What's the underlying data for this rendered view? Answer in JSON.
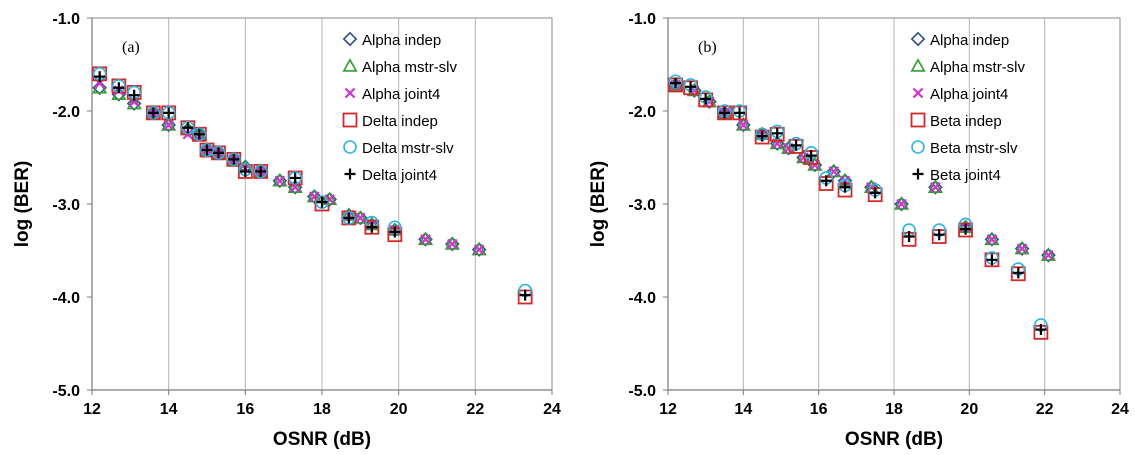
{
  "chart_data": [
    {
      "type": "scatter",
      "panel_label": "(a)",
      "xlabel": "OSNR (dB)",
      "ylabel": "log (BER)",
      "xlim": [
        12,
        24
      ],
      "ylim": [
        -5,
        -1
      ],
      "xticks": [
        "12",
        "14",
        "16",
        "18",
        "20",
        "22",
        "24"
      ],
      "yticks": [
        "-1.0",
        "-2.0",
        "-3.0",
        "-4.0",
        "-5.0"
      ],
      "grid": "vertical",
      "legend_position": "top-right",
      "series": [
        {
          "name": "Alpha indep",
          "marker": "diamond",
          "color": "#2f4f8f",
          "x": [
            12.2,
            12.7,
            13.1,
            13.6,
            14.0,
            14.5,
            14.8,
            15.0,
            15.3,
            15.7,
            16.0,
            16.4,
            16.9,
            17.3,
            17.8,
            18.2,
            18.7,
            19.0,
            19.3,
            19.9,
            20.7,
            21.4,
            22.1
          ],
          "y": [
            -1.75,
            -1.82,
            -1.92,
            -2.02,
            -2.15,
            -2.2,
            -2.25,
            -2.42,
            -2.45,
            -2.52,
            -2.6,
            -2.65,
            -2.75,
            -2.82,
            -2.92,
            -2.95,
            -3.12,
            -3.15,
            -3.22,
            -3.28,
            -3.38,
            -3.43,
            -3.49
          ]
        },
        {
          "name": "Alpha mstr-slv",
          "marker": "triangle",
          "color": "#2ca02c",
          "x": [
            12.2,
            12.7,
            13.1,
            13.6,
            14.0,
            14.5,
            14.8,
            15.0,
            15.3,
            15.7,
            16.0,
            16.4,
            16.9,
            17.3,
            17.8,
            18.2,
            18.7,
            19.0,
            19.3,
            19.9,
            20.7,
            21.4,
            22.1
          ],
          "y": [
            -1.75,
            -1.82,
            -1.92,
            -2.02,
            -2.15,
            -2.2,
            -2.25,
            -2.42,
            -2.45,
            -2.52,
            -2.6,
            -2.65,
            -2.75,
            -2.82,
            -2.92,
            -2.95,
            -3.12,
            -3.15,
            -3.22,
            -3.28,
            -3.38,
            -3.43,
            -3.49
          ]
        },
        {
          "name": "Alpha joint4",
          "marker": "x",
          "color": "#d62fd6",
          "x": [
            12.2,
            12.7,
            13.1,
            13.6,
            14.0,
            14.5,
            14.8,
            15.0,
            15.3,
            15.7,
            16.0,
            16.4,
            16.9,
            17.3,
            17.8,
            18.2,
            18.7,
            19.0,
            19.3,
            19.9,
            20.7,
            21.4,
            22.1
          ],
          "y": [
            -1.7,
            -1.78,
            -1.9,
            -2.02,
            -2.15,
            -2.25,
            -2.28,
            -2.42,
            -2.45,
            -2.52,
            -2.62,
            -2.65,
            -2.75,
            -2.82,
            -2.92,
            -2.95,
            -3.12,
            -3.15,
            -3.22,
            -3.28,
            -3.38,
            -3.43,
            -3.49
          ]
        },
        {
          "name": "Delta indep",
          "marker": "square",
          "color": "#d62728",
          "x": [
            12.2,
            12.7,
            13.1,
            13.6,
            14.0,
            14.5,
            14.8,
            15.0,
            15.3,
            15.7,
            16.0,
            16.4,
            17.3,
            18.0,
            18.7,
            19.3,
            19.9,
            23.3
          ],
          "y": [
            -1.6,
            -1.73,
            -1.8,
            -2.02,
            -2.02,
            -2.18,
            -2.25,
            -2.42,
            -2.45,
            -2.52,
            -2.65,
            -2.65,
            -2.72,
            -3.0,
            -3.15,
            -3.25,
            -3.33,
            -4.0
          ]
        },
        {
          "name": "Delta mstr-slv",
          "marker": "circle",
          "color": "#29b6e3",
          "x": [
            12.2,
            12.7,
            13.1,
            13.6,
            14.0,
            14.5,
            14.8,
            15.0,
            15.3,
            15.7,
            16.0,
            16.4,
            17.3,
            18.0,
            18.7,
            19.3,
            19.9,
            23.3
          ],
          "y": [
            -1.6,
            -1.73,
            -1.8,
            -2.02,
            -2.02,
            -2.18,
            -2.25,
            -2.42,
            -2.45,
            -2.52,
            -2.63,
            -2.65,
            -2.72,
            -2.98,
            -3.15,
            -3.2,
            -3.25,
            -3.93
          ]
        },
        {
          "name": "Delta joint4",
          "marker": "plus",
          "color": "#000000",
          "x": [
            12.2,
            12.7,
            13.1,
            13.6,
            14.0,
            14.5,
            14.8,
            15.0,
            15.3,
            15.7,
            16.0,
            16.4,
            17.3,
            18.0,
            18.7,
            19.3,
            19.9,
            23.3
          ],
          "y": [
            -1.63,
            -1.75,
            -1.83,
            -2.02,
            -2.02,
            -2.18,
            -2.25,
            -2.42,
            -2.45,
            -2.52,
            -2.65,
            -2.65,
            -2.72,
            -2.98,
            -3.15,
            -3.25,
            -3.3,
            -3.98
          ]
        }
      ]
    },
    {
      "type": "scatter",
      "panel_label": "(b)",
      "xlabel": "OSNR (dB)",
      "ylabel": "log (BER)",
      "xlim": [
        12,
        24
      ],
      "ylim": [
        -5,
        -1
      ],
      "xticks": [
        "12",
        "14",
        "16",
        "18",
        "20",
        "22",
        "24"
      ],
      "yticks": [
        "-1.0",
        "-2.0",
        "-3.0",
        "-4.0",
        "-5.0"
      ],
      "grid": "vertical",
      "legend_position": "top-right",
      "series": [
        {
          "name": "Alpha indep",
          "marker": "diamond",
          "color": "#2f4f8f",
          "x": [
            12.2,
            12.7,
            13.1,
            13.5,
            14.0,
            14.5,
            14.9,
            15.2,
            15.6,
            15.9,
            16.4,
            16.7,
            17.4,
            18.2,
            19.1,
            19.9,
            20.6,
            21.4,
            22.1
          ],
          "y": [
            -1.72,
            -1.78,
            -1.9,
            -2.02,
            -2.15,
            -2.25,
            -2.35,
            -2.4,
            -2.5,
            -2.58,
            -2.65,
            -2.75,
            -2.82,
            -3.0,
            -2.82,
            -3.25,
            -3.38,
            -3.48,
            -3.55
          ]
        },
        {
          "name": "Alpha mstr-slv",
          "marker": "triangle",
          "color": "#2ca02c",
          "x": [
            12.2,
            12.7,
            13.1,
            13.5,
            14.0,
            14.5,
            14.9,
            15.2,
            15.6,
            15.9,
            16.4,
            16.7,
            17.4,
            18.2,
            19.1,
            19.9,
            20.6,
            21.4,
            22.1
          ],
          "y": [
            -1.72,
            -1.78,
            -1.9,
            -2.02,
            -2.15,
            -2.25,
            -2.35,
            -2.4,
            -2.5,
            -2.58,
            -2.65,
            -2.75,
            -2.82,
            -3.0,
            -2.82,
            -3.25,
            -3.38,
            -3.48,
            -3.55
          ]
        },
        {
          "name": "Alpha joint4",
          "marker": "x",
          "color": "#d62fd6",
          "x": [
            12.2,
            12.7,
            13.1,
            13.5,
            14.0,
            14.5,
            14.9,
            15.2,
            15.6,
            15.9,
            16.4,
            16.7,
            17.4,
            18.2,
            19.1,
            19.9,
            20.6,
            21.4,
            22.1
          ],
          "y": [
            -1.72,
            -1.78,
            -1.9,
            -2.02,
            -2.15,
            -2.25,
            -2.35,
            -2.4,
            -2.5,
            -2.58,
            -2.65,
            -2.75,
            -2.82,
            -3.0,
            -2.82,
            -3.25,
            -3.38,
            -3.48,
            -3.55
          ]
        },
        {
          "name": "Beta indep",
          "marker": "square",
          "color": "#d62728",
          "x": [
            12.2,
            12.6,
            13.0,
            13.5,
            13.9,
            14.5,
            14.9,
            15.4,
            15.8,
            16.2,
            16.7,
            17.5,
            18.4,
            19.2,
            19.9,
            20.6,
            21.3,
            21.9
          ],
          "y": [
            -1.72,
            -1.75,
            -1.88,
            -2.02,
            -2.02,
            -2.28,
            -2.25,
            -2.38,
            -2.5,
            -2.78,
            -2.85,
            -2.9,
            -3.38,
            -3.35,
            -3.28,
            -3.6,
            -3.75,
            -4.38
          ]
        },
        {
          "name": "Beta mstr-slv",
          "marker": "circle",
          "color": "#29b6e3",
          "x": [
            12.2,
            12.6,
            13.0,
            13.5,
            13.9,
            14.5,
            14.9,
            15.4,
            15.8,
            16.2,
            16.7,
            17.5,
            18.4,
            19.2,
            19.9,
            20.6,
            21.3,
            21.9
          ],
          "y": [
            -1.68,
            -1.72,
            -1.85,
            -2.0,
            -2.0,
            -2.25,
            -2.22,
            -2.35,
            -2.45,
            -2.72,
            -2.8,
            -2.85,
            -3.28,
            -3.28,
            -3.22,
            -3.58,
            -3.7,
            -4.3
          ]
        },
        {
          "name": "Beta joint4",
          "marker": "plus",
          "color": "#000000",
          "x": [
            12.2,
            12.6,
            13.0,
            13.5,
            13.9,
            14.5,
            14.9,
            15.4,
            15.8,
            16.2,
            16.7,
            17.5,
            18.4,
            19.2,
            19.9,
            20.6,
            21.3,
            21.9
          ],
          "y": [
            -1.7,
            -1.74,
            -1.87,
            -2.02,
            -2.02,
            -2.27,
            -2.24,
            -2.37,
            -2.48,
            -2.75,
            -2.82,
            -2.88,
            -3.35,
            -3.33,
            -3.27,
            -3.6,
            -3.74,
            -4.35
          ]
        }
      ]
    }
  ]
}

GIVEN TASK –
Leave out every line without the string "name" and copy the rest.

RESPONSE –
          "name": "Alpha indep",
          "name": "Alpha mstr-slv",
          "name": "Alpha joint4",
          "name": "Delta indep",
          "name": "Delta mstr-slv",
          "name": "Delta joint4",
          "name": "Alpha indep",
          "name": "Alpha mstr-slv",
          "name": "Alpha joint4",
          "name": "Beta indep",
          "name": "Beta mstr-slv",
          "name": "Beta joint4",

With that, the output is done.